--- Start of Data entries ---
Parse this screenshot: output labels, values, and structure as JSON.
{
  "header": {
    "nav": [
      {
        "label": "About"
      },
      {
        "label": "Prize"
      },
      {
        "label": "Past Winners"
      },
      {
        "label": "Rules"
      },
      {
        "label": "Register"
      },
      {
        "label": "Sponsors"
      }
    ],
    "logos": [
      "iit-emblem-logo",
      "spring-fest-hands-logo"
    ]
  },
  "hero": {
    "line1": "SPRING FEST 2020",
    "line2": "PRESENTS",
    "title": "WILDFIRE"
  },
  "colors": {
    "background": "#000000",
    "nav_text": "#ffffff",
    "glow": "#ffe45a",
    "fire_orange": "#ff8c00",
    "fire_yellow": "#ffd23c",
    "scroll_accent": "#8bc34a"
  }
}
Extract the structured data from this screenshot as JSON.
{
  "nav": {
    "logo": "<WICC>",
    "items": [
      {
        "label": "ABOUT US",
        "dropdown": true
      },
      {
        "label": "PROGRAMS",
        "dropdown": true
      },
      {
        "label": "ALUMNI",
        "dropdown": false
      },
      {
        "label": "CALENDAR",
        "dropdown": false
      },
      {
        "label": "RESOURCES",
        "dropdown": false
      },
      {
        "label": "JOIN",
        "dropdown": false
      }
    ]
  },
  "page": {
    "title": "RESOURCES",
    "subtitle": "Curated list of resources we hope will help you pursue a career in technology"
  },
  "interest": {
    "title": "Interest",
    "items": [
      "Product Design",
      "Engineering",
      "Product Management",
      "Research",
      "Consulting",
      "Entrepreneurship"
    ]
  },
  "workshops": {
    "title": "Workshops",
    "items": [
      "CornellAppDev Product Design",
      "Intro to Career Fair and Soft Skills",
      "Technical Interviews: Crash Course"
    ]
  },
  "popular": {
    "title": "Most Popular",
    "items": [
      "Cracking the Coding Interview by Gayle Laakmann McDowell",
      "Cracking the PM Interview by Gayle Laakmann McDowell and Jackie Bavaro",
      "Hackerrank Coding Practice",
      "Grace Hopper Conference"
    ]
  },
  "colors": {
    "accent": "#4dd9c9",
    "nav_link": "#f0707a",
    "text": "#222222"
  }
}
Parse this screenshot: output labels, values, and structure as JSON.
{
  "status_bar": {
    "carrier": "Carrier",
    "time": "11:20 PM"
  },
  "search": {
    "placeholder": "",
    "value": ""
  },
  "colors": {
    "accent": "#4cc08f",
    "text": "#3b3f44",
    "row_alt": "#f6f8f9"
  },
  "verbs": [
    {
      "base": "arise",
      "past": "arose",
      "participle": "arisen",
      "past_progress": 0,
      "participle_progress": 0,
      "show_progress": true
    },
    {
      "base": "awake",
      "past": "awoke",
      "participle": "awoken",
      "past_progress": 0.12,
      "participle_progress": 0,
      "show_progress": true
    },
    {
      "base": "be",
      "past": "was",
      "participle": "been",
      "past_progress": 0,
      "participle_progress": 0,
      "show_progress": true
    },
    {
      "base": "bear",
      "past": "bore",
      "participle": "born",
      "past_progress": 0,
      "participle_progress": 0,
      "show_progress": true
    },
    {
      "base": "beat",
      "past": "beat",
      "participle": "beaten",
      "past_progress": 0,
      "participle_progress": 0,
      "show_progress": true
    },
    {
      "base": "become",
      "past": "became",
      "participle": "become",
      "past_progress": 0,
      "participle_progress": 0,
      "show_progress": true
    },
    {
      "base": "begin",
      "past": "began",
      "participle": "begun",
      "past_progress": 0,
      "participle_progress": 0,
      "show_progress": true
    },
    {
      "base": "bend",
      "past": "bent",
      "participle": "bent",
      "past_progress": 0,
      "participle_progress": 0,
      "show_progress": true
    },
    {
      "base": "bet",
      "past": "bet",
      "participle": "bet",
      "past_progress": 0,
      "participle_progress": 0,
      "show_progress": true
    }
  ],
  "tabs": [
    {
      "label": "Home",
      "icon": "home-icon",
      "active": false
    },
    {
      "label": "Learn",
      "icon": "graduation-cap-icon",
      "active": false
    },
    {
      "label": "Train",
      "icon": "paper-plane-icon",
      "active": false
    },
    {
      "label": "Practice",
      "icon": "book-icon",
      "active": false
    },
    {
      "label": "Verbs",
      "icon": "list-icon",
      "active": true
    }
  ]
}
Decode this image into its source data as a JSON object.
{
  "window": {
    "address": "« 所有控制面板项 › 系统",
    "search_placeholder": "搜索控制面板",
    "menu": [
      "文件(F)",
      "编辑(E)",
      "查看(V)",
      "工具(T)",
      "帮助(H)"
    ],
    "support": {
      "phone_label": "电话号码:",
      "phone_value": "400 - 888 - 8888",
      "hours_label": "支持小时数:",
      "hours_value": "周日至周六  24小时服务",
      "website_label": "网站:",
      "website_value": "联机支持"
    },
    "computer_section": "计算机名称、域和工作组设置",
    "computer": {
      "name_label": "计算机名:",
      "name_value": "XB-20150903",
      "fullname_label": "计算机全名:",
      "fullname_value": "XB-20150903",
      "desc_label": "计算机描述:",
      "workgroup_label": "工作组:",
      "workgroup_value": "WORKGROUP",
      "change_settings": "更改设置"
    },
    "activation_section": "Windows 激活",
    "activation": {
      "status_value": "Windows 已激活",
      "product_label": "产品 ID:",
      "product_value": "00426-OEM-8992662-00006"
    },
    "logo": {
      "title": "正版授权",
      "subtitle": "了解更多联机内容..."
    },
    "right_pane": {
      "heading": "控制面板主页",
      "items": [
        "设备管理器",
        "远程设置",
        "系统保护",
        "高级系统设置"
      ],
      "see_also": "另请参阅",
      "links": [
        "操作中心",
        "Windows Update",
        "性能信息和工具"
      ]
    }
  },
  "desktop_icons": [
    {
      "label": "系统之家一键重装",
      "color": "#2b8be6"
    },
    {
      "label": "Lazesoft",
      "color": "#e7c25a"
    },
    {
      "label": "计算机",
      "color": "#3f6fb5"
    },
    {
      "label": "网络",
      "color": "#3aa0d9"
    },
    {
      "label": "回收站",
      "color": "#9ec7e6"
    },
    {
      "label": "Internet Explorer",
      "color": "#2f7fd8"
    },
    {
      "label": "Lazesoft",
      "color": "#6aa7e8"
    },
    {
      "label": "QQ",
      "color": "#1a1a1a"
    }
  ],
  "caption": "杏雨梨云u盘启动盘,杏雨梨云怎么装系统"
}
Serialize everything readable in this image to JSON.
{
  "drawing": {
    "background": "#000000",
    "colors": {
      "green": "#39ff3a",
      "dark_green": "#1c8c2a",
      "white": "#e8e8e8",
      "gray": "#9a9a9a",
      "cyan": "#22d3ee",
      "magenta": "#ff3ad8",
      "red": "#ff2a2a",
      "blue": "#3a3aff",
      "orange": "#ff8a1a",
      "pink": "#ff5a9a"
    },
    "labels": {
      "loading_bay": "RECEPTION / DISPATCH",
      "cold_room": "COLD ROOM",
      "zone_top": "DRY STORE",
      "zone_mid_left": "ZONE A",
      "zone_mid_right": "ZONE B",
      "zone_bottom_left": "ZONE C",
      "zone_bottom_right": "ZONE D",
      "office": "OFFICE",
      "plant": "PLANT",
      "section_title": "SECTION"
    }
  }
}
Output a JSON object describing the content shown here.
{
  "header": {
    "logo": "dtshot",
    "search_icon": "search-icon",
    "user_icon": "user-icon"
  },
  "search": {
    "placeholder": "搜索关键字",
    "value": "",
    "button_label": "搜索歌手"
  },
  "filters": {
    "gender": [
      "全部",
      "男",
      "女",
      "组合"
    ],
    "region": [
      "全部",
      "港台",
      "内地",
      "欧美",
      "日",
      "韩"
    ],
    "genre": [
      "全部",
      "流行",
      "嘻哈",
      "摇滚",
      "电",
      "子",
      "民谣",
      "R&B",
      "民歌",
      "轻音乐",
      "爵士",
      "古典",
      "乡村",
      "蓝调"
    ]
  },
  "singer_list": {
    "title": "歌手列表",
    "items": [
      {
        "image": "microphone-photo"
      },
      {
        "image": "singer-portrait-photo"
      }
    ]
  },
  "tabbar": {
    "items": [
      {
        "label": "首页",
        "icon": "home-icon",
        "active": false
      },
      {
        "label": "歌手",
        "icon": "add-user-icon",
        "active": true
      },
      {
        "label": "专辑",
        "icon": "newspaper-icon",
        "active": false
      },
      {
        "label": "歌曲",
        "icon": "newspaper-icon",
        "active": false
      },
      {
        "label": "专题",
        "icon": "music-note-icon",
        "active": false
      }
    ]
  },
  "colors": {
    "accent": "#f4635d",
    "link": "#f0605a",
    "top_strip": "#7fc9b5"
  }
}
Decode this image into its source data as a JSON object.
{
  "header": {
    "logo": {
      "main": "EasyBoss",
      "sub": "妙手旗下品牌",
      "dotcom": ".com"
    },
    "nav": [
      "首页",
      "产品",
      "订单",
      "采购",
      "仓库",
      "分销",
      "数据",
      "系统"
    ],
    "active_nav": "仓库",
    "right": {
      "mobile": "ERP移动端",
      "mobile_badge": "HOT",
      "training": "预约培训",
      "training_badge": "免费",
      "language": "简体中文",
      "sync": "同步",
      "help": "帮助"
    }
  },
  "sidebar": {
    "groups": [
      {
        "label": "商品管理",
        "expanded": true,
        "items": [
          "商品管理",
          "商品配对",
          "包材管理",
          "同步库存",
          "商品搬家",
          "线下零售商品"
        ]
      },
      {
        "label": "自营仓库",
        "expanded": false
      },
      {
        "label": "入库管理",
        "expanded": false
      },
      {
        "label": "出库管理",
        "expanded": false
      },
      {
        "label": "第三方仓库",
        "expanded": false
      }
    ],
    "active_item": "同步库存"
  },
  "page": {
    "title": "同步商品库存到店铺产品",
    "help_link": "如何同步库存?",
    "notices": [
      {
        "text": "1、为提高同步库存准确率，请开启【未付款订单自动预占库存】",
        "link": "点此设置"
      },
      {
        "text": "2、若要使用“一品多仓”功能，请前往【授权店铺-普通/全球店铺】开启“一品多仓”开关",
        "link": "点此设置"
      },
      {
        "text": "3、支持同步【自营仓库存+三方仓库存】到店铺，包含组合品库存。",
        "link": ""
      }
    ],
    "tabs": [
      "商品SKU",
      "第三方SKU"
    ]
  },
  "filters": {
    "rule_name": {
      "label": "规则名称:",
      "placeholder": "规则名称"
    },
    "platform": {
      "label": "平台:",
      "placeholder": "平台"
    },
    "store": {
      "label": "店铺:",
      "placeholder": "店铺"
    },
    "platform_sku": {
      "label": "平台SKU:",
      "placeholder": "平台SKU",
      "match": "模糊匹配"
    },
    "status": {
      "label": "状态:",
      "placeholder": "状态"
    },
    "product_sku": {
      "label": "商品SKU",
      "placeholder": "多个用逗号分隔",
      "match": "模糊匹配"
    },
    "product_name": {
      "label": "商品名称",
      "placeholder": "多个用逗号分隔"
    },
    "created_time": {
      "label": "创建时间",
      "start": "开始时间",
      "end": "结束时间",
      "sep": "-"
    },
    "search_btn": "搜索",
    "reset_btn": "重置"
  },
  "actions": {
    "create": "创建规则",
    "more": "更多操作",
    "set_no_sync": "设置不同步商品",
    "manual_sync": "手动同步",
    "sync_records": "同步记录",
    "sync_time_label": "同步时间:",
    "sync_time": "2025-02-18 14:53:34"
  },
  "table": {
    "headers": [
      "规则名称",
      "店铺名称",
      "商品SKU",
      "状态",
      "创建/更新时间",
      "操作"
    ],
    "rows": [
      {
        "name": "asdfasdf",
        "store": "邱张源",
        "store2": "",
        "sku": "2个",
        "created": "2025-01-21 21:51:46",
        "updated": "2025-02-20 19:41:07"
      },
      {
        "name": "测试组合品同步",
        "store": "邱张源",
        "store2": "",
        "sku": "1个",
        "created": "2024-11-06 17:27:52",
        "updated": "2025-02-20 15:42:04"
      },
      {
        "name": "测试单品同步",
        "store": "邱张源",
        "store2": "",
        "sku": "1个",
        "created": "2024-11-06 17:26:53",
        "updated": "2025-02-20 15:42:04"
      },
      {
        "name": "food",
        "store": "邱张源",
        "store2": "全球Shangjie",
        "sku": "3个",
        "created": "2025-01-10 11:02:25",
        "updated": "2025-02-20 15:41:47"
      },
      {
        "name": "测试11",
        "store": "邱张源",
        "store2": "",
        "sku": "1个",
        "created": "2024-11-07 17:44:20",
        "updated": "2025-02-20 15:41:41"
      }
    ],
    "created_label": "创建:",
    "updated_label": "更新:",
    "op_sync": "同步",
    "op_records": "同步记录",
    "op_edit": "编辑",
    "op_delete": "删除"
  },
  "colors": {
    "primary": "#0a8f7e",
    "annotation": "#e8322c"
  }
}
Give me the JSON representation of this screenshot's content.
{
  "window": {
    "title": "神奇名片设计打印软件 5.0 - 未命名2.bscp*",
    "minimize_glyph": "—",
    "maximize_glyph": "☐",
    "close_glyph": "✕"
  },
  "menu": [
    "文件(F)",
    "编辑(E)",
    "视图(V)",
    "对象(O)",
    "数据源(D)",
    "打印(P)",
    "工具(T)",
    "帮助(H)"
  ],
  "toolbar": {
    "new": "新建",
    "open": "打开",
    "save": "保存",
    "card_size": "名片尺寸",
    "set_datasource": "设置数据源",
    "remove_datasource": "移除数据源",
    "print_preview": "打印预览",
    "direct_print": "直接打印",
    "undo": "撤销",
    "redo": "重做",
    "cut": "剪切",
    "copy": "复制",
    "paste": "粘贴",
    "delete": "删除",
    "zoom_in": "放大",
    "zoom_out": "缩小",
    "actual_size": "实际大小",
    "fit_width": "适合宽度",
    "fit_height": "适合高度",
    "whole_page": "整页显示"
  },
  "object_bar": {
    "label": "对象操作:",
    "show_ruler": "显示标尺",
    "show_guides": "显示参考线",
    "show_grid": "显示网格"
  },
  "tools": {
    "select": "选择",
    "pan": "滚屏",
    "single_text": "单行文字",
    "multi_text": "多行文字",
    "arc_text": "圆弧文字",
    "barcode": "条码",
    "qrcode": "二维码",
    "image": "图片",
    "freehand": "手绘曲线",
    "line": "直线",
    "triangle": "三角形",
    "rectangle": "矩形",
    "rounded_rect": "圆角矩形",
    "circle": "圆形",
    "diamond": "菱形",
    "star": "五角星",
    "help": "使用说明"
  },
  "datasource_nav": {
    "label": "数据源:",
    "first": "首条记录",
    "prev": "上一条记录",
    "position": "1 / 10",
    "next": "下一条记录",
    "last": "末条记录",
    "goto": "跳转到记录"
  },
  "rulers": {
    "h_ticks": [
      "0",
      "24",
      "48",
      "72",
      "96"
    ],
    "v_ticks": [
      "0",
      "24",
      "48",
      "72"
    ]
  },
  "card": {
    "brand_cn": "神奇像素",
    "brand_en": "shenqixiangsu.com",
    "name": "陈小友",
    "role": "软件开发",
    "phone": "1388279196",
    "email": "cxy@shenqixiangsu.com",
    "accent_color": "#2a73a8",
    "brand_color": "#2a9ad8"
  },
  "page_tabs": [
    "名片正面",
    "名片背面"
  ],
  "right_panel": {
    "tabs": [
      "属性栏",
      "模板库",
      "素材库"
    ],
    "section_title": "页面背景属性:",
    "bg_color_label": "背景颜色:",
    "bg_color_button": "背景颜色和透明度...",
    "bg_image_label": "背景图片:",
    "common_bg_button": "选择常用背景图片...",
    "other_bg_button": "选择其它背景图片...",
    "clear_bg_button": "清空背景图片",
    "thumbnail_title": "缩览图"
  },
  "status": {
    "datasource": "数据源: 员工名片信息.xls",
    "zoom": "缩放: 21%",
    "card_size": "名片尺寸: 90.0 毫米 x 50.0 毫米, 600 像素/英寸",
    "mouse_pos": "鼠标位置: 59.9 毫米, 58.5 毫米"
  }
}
--- End of Data entries ---
(Exercise details)
Going over the lines above, work out how many include "Design", then give only that number.

(Output below)
2